WHAT YOU HAVE TO DO -
Reproduce all the material exactly, minus any pictures it holds.

(Dataset items)
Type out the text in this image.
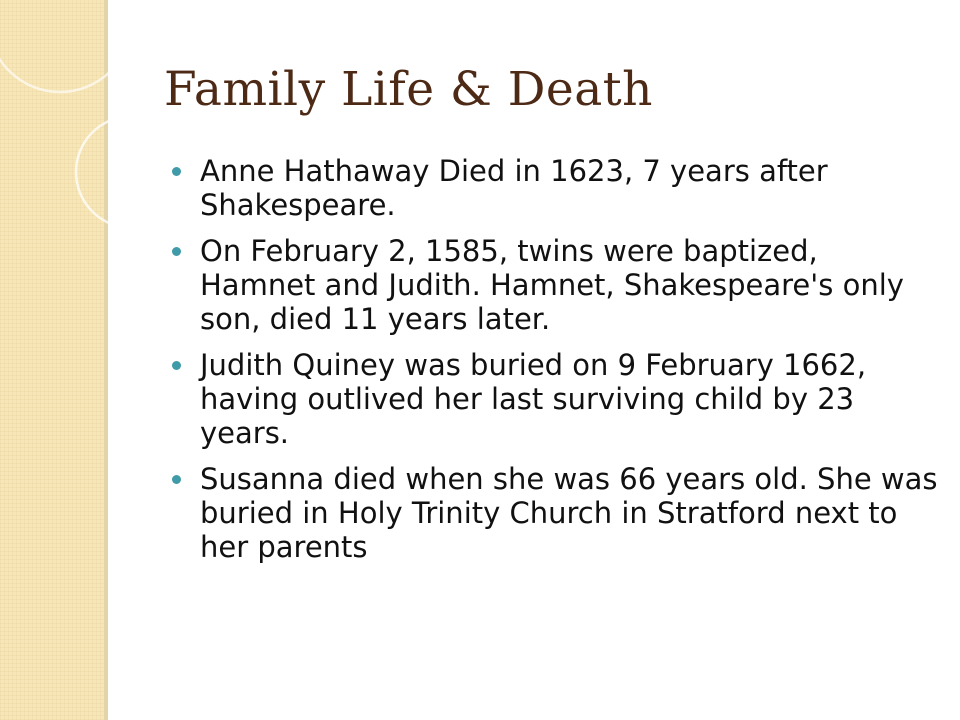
Family Life & Death
Anne Hathaway Died in 1623, 7 years after Shakespeare.
On February 2, 1585, twins were baptized, Hamnet and Judith. Hamnet, Shakespeare's only son, died 11 years later.
Judith Quiney was buried on 9 February 1662, having outlived her last surviving child by 23 years.
Susanna died when she was 66 years old. She was buried in Holy Trinity Church in Stratford next to her parents
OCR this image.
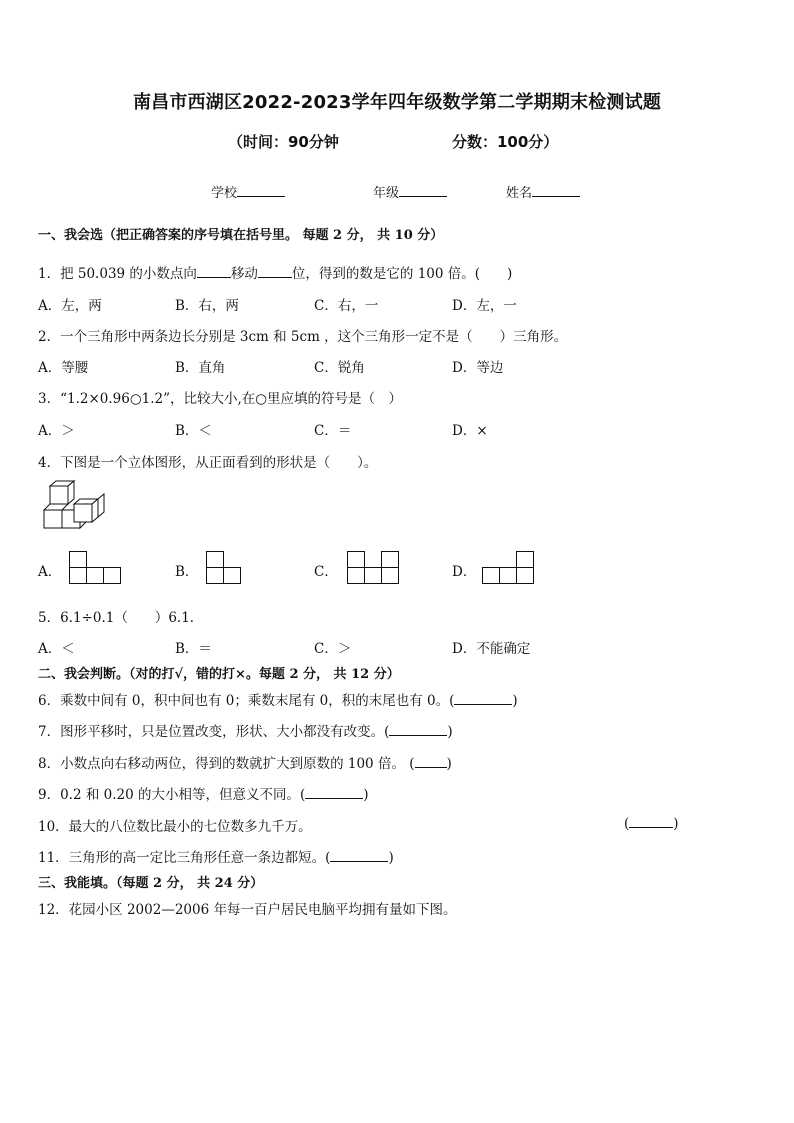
南昌市西湖区2022-2023学年四年级数学第二学期期末检测试题
（时间：90分钟	分数：100分）
学校	年级	姓名
一、我会选（把正确答案的序号填在括号里。 每题 2 分， 共 10 分）
1．把 50.039 的小数点向	移动	位，得到的数是它的 100 倍。(　　)
A．左，两	B．右，两	C．右，一	D．左，一
2．一个三角形中两条边长分别是 3cm 和 5cm ，这个三角形一定不是（　　）三角形。
A．等腰	B．直角	C．锐角	D．等边
3．“1.2×0.96○1.2”，比较大小,在○里应填的符号是（　）
A．＞	B．＜	C．＝	D．×
4．下图是一个立体图形，从正面看到的形状是（　　）。
A．	B．	C．	D．
5．6.1÷0.1（　　）6.1．
A．＜	B．＝	C．＞	D．不能确定
二、我会判断。（对的打√，错的打×。每题 2 分， 共 12 分）
6．乘数中间有 0，积中间也有 0；乘数末尾有 0，积的末尾也有 0。(	)
7．图形平移时，只是位置改变，形状、大小都没有改变。(	)
8．小数点向右移动两位，得到的数就扩大到原数的 100 倍。 ( )
9．0.2 和 0.20 的大小相等，但意义不同。(	)
10．最大的八位数比最小的七位数多九千万。	(	)
11．三角形的高一定比三角形任意一条边都短。(	)
三、我能填。（每题 2 分， 共 24 分）
12．花园小区 2002—2006 年每一百户居民电脑平均拥有量如下图。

SOLVED EXERCISE -
Type out the text in this image.
Family Life & Death
Anne Hathaway Died in 1623, 7 years after Shakespeare.
On February 2, 1585, twins were baptized, Hamnet and Judith. Hamnet, Shakespeare's only son, died 11 years later.
Judith Quiney was buried on 9 February 1662, having outlived her last surviving child by 23 years.
Susanna died when she was 66 years old. She was buried in Holy Trinity Church in Stratford next to her parents
OCR this image.
南昌市西湖区2022-2023学年四年级数学第二学期期末检测试题
（时间：90分钟	分数：100分）
学校	年级	姓名
一、我会选（把正确答案的序号填在括号里。 每题 2 分， 共 10 分）
1．把 50.039 的小数点向	移动	位，得到的数是它的 100 倍。(　　)
A．左，两	B．右，两	C．右，一	D．左，一
2．一个三角形中两条边长分别是 3cm 和 5cm ，这个三角形一定不是（　　）三角形。
A．等腰	B．直角	C．锐角	D．等边
3．“1.2×0.96○1.2”，比较大小,在○里应填的符号是（　）
A．＞	B．＜	C．＝	D．×
4．下图是一个立体图形，从正面看到的形状是（　　）。
A．	B．	C．	D．
5．6.1÷0.1（　　）6.1．
A．＜	B．＝	C．＞	D．不能确定
二、我会判断。（对的打√，错的打×。每题 2 分， 共 12 分）
6．乘数中间有 0，积中间也有 0；乘数末尾有 0，积的末尾也有 0。(	)
7．图形平移时，只是位置改变，形状、大小都没有改变。(	)
8．小数点向右移动两位，得到的数就扩大到原数的 100 倍。 ( )
9．0.2 和 0.20 的大小相等，但意义不同。(	)
10．最大的八位数比最小的七位数多九千万。	(	)
11．三角形的高一定比三角形任意一条边都短。(	)
三、我能填。（每题 2 分， 共 24 分）
12．花园小区 2002—2006 年每一百户居民电脑平均拥有量如下图。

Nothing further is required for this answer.